▶ **KUTIPAN HALAMAN**:

********

TEMPO.CO, Jakarta - Dana Moneter Internasional atau IMF siap menggelontorkan seluruh kapasitas pinjaman senilai US$ 1 triliun atau sekitar Rp 16.410 triliun (dengan kurs Rp 16.410 per dolar AS) yang dimiliki untuk negara yang membutuhkan dalam melindungi dari wabah virus Corona.
Hal ini disampaikan Direktur Pelaksana IMF Kristalina Georgieva usai konferensi jarak jauh dengan para Menteri Keuangan G20 dan Gubernur Bank Sentral yang digelar Senin, 23 Maret 2020.
Georgieva menyebutkan, dana pinjaman itu diberikan sebagai bentuk solidaritas kepada seluruh negara yang terimbas wabah Corona belakangan ini. "Dampak kemanusiaan akibat wabah virus Corona tidak bisa dihitung lagi, semua negara butuh bekerja sama untuk melindungi masyarakat dan meminimalisasi dampak ekonomi yang terjadi," ujarnya.
Lebih jauh, Georgieva memperkirakan dampak wabah Corona bakal memperlambat pertumbuhan ekonomi dunia, paling tidak seperti yang terjadi pada krisis 2008. Meski begitu ia berharap tahun depan segera terjadi pemulihan.

********

▶ **KETENTUAN LATIHAN**:
Salin bagian berita tentang dana pinjaman IMF, mulai dari "Hal ini disampaikan" sampai dengan "segera terjadi pemulihan.", termasuk kata-kata terakhir itu.

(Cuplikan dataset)

********

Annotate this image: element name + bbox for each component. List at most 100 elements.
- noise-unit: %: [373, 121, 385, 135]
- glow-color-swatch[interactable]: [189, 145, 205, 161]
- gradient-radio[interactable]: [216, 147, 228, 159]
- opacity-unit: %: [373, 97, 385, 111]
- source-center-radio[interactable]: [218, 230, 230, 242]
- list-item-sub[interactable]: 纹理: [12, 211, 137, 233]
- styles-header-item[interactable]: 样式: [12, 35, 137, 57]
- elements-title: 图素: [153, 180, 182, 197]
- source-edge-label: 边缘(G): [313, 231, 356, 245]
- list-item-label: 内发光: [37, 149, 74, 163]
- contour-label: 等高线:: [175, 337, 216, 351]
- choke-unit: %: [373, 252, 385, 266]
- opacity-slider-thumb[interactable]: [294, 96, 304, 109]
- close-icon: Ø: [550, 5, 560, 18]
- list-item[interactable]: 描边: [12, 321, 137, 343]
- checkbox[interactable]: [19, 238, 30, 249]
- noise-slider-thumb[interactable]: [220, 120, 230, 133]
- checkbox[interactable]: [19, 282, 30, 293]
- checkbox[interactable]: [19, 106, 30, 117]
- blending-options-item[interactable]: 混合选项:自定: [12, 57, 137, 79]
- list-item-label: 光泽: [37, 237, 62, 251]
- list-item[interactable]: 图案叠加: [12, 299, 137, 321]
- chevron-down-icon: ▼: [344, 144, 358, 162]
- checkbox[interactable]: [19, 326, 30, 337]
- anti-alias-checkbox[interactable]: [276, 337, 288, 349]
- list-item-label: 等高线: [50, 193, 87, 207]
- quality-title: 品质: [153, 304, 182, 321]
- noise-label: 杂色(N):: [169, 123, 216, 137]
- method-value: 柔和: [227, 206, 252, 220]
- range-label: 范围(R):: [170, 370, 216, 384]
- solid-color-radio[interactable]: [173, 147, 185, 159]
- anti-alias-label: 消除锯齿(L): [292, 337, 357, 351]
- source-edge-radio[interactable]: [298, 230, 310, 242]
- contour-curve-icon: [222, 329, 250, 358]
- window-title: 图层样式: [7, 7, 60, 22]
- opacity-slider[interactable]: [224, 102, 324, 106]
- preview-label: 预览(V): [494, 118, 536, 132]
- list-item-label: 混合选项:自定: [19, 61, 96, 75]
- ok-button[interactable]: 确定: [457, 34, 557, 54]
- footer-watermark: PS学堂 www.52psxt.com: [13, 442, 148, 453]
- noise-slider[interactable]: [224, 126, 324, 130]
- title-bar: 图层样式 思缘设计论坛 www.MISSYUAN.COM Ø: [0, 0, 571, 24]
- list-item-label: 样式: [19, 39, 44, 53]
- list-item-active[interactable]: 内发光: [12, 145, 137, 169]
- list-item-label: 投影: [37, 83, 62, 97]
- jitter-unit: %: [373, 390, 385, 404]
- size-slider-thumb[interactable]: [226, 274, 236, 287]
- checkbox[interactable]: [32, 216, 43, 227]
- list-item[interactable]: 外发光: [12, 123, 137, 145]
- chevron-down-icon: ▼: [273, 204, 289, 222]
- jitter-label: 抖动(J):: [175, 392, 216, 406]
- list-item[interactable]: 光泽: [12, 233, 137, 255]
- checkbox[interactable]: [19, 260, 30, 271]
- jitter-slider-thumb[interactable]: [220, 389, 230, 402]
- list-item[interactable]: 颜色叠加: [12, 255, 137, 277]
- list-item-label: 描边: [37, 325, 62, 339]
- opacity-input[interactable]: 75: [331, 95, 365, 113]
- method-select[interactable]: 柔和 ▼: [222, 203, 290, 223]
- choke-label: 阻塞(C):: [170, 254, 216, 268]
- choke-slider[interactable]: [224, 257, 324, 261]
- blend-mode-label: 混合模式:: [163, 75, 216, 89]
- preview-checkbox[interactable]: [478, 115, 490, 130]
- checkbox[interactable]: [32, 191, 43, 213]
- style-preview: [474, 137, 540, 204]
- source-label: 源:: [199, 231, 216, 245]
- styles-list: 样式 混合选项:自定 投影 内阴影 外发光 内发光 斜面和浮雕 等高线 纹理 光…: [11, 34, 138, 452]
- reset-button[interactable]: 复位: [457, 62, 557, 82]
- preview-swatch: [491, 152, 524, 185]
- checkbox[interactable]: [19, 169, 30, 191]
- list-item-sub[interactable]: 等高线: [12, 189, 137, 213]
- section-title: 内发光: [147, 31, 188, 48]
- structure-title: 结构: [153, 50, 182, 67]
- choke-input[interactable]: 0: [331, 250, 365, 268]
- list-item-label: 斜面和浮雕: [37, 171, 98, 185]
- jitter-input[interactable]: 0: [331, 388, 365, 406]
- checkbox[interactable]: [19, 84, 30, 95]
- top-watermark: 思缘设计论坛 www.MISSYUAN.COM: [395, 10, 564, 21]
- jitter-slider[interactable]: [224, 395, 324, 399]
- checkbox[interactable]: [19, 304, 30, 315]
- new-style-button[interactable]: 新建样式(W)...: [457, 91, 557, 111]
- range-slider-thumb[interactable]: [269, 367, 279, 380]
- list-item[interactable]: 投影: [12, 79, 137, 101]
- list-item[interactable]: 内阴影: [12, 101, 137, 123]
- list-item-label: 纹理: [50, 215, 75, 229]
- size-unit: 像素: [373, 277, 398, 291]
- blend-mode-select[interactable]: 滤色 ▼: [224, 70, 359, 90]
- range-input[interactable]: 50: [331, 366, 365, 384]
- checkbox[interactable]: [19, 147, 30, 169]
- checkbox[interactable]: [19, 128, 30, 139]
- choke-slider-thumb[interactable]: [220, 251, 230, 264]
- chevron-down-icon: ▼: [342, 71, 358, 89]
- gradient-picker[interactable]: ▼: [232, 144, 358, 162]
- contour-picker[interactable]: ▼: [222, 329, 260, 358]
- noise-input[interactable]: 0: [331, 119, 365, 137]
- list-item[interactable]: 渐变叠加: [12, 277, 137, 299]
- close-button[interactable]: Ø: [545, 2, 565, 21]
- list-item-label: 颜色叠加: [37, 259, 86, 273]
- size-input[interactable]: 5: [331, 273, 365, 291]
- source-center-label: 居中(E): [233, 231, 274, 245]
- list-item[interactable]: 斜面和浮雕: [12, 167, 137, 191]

********

▶ **JAWABAN LATIHAN**:
Hal ini disampaikan Direktur Pelaksana IMF Kristalina Georgieva usai konferensi jarak jauh dengan para Menteri Keuangan G20 dan Gubernur Bank Sentral yang digelar Senin, 23 Maret 2020.
Georgieva menyebutkan, dana pinjaman itu diberikan sebagai bentuk solidaritas kepada seluruh negara yang terimbas wabah Corona belakangan ini. "Dampak kemanusiaan akibat wabah virus Corona tidak bisa dihitung lagi, semua negara butuh bekerja sama untuk melindungi masyarakat dan meminimalisasi dampak ekonomi yang terjadi," ujarnya.
Lebih jauh, Georgieva memperkirakan dampak wabah Corona bakal memperlambat pertumbuhan ekonomi dunia, paling tidak seperti yang terjadi pada krisis 2008. Meski begitu ia berharap tahun depan segera terjadi pemulihan.